### INFORMATION GIVEN
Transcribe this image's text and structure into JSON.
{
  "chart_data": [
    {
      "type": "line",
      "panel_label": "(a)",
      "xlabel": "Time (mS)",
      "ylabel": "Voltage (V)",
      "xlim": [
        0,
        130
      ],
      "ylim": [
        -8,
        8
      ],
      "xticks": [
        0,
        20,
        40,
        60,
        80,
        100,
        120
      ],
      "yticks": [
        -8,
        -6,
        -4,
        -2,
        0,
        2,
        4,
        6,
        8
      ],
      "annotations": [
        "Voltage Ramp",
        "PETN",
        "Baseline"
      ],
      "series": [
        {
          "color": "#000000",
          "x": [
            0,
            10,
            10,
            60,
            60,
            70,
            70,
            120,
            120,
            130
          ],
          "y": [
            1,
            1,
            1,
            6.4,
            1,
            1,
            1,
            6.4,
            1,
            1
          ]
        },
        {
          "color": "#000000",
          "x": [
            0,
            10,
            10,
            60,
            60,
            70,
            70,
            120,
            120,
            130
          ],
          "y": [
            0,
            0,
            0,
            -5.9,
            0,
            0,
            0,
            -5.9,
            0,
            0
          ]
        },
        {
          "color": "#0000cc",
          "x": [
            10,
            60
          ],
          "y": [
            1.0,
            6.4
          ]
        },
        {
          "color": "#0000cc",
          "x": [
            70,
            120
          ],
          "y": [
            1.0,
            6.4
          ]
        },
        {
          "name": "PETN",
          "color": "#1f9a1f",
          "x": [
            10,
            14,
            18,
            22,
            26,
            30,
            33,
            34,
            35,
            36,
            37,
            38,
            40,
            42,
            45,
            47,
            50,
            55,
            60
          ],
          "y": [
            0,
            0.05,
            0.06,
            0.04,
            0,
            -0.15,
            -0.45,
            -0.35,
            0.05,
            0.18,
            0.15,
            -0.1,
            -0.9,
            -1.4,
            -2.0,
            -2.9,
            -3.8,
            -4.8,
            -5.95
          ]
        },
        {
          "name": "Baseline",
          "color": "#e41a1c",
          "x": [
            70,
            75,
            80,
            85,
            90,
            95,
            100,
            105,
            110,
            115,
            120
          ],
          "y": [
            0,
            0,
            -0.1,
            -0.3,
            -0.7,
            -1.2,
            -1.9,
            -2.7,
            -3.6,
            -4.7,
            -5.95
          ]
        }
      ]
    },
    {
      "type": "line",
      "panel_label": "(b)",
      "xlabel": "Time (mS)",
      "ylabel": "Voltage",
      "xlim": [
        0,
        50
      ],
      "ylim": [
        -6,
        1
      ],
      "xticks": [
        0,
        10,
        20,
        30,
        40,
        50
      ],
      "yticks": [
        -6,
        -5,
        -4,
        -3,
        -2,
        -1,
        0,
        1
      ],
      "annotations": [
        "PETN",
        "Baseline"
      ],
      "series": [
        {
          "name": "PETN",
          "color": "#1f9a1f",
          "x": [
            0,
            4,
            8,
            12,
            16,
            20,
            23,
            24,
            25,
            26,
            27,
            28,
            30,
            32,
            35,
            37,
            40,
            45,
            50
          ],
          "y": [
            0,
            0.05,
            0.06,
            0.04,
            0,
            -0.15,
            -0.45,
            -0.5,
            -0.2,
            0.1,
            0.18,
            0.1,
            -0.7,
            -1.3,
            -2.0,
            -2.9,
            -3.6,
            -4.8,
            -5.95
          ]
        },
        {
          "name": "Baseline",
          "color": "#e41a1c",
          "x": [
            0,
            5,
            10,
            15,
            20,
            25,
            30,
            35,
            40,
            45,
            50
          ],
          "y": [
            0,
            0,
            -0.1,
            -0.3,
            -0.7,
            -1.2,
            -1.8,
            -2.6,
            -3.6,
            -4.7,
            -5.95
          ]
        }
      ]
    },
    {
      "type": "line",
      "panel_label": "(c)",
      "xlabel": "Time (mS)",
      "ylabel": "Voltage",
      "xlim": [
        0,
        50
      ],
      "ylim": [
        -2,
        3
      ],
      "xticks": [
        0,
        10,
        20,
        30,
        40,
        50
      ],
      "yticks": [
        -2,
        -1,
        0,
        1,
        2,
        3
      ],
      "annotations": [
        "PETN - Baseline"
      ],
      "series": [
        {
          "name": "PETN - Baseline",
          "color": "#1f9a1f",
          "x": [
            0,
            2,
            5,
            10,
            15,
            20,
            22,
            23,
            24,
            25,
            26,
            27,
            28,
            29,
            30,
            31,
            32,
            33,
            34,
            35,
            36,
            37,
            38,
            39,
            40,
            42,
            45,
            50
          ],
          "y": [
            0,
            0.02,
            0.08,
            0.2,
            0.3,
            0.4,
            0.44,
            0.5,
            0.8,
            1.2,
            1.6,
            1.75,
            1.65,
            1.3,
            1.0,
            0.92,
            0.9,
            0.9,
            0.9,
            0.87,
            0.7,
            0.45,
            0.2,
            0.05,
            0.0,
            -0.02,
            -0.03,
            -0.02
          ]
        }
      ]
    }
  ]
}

### BRIEF
Restate each record exactly as written.

### FULL ANSWER
Transcribe this image's text and structure into JSON.
{
  "chart_data": [
    {
      "type": "line",
      "panel_label": "(a)",
      "xlabel": "Time (mS)",
      "ylabel": "Voltage (V)",
      "xlim": [
        0,
        130
      ],
      "ylim": [
        -8,
        8
      ],
      "xticks": [
        0,
        20,
        40,
        60,
        80,
        100,
        120
      ],
      "yticks": [
        -8,
        -6,
        -4,
        -2,
        0,
        2,
        4,
        6,
        8
      ],
      "annotations": [
        "Voltage Ramp",
        "PETN",
        "Baseline"
      ],
      "series": [
        {
          "color": "#000000",
          "x": [
            0,
            10,
            10,
            60,
            60,
            70,
            70,
            120,
            120,
            130
          ],
          "y": [
            1,
            1,
            1,
            6.4,
            1,
            1,
            1,
            6.4,
            1,
            1
          ]
        },
        {
          "color": "#000000",
          "x": [
            0,
            10,
            10,
            60,
            60,
            70,
            70,
            120,
            120,
            130
          ],
          "y": [
            0,
            0,
            0,
            -5.9,
            0,
            0,
            0,
            -5.9,
            0,
            0
          ]
        },
        {
          "color": "#0000cc",
          "x": [
            10,
            60
          ],
          "y": [
            1.0,
            6.4
          ]
        },
        {
          "color": "#0000cc",
          "x": [
            70,
            120
          ],
          "y": [
            1.0,
            6.4
          ]
        },
        {
          "name": "PETN",
          "color": "#1f9a1f",
          "x": [
            10,
            14,
            18,
            22,
            26,
            30,
            33,
            34,
            35,
            36,
            37,
            38,
            40,
            42,
            45,
            47,
            50,
            55,
            60
          ],
          "y": [
            0,
            0.05,
            0.06,
            0.04,
            0,
            -0.15,
            -0.45,
            -0.35,
            0.05,
            0.18,
            0.15,
            -0.1,
            -0.9,
            -1.4,
            -2.0,
            -2.9,
            -3.8,
            -4.8,
            -5.95
          ]
        },
        {
          "name": "Baseline",
          "color": "#e41a1c",
          "x": [
            70,
            75,
            80,
            85,
            90,
            95,
            100,
            105,
            110,
            115,
            120
          ],
          "y": [
            0,
            0,
            -0.1,
            -0.3,
            -0.7,
            -1.2,
            -1.9,
            -2.7,
            -3.6,
            -4.7,
            -5.95
          ]
        }
      ]
    },
    {
      "type": "line",
      "panel_label": "(b)",
      "xlabel": "Time (mS)",
      "ylabel": "Voltage",
      "xlim": [
        0,
        50
      ],
      "ylim": [
        -6,
        1
      ],
      "xticks": [
        0,
        10,
        20,
        30,
        40,
        50
      ],
      "yticks": [
        -6,
        -5,
        -4,
        -3,
        -2,
        -1,
        0,
        1
      ],
      "annotations": [
        "PETN",
        "Baseline"
      ],
      "series": [
        {
          "name": "PETN",
          "color": "#1f9a1f",
          "x": [
            0,
            4,
            8,
            12,
            16,
            20,
            23,
            24,
            25,
            26,
            27,
            28,
            30,
            32,
            35,
            37,
            40,
            45,
            50
          ],
          "y": [
            0,
            0.05,
            0.06,
            0.04,
            0,
            -0.15,
            -0.45,
            -0.5,
            -0.2,
            0.1,
            0.18,
            0.1,
            -0.7,
            -1.3,
            -2.0,
            -2.9,
            -3.6,
            -4.8,
            -5.95
          ]
        },
        {
          "name": "Baseline",
          "color": "#e41a1c",
          "x": [
            0,
            5,
            10,
            15,
            20,
            25,
            30,
            35,
            40,
            45,
            50
          ],
          "y": [
            0,
            0,
            -0.1,
            -0.3,
            -0.7,
            -1.2,
            -1.8,
            -2.6,
            -3.6,
            -4.7,
            -5.95
          ]
        }
      ]
    },
    {
      "type": "line",
      "panel_label": "(c)",
      "xlabel": "Time (mS)",
      "ylabel": "Voltage",
      "xlim": [
        0,
        50
      ],
      "ylim": [
        -2,
        3
      ],
      "xticks": [
        0,
        10,
        20,
        30,
        40,
        50
      ],
      "yticks": [
        -2,
        -1,
        0,
        1,
        2,
        3
      ],
      "annotations": [
        "PETN - Baseline"
      ],
      "series": [
        {
          "name": "PETN - Baseline",
          "color": "#1f9a1f",
          "x": [
            0,
            2,
            5,
            10,
            15,
            20,
            22,
            23,
            24,
            25,
            26,
            27,
            28,
            29,
            30,
            31,
            32,
            33,
            34,
            35,
            36,
            37,
            38,
            39,
            40,
            42,
            45,
            50
          ],
          "y": [
            0,
            0.02,
            0.08,
            0.2,
            0.3,
            0.4,
            0.44,
            0.5,
            0.8,
            1.2,
            1.6,
            1.75,
            1.65,
            1.3,
            1.0,
            0.92,
            0.9,
            0.9,
            0.9,
            0.87,
            0.7,
            0.45,
            0.2,
            0.05,
            0.0,
            -0.02,
            -0.03,
            -0.02
          ]
        }
      ]
    }
  ]
}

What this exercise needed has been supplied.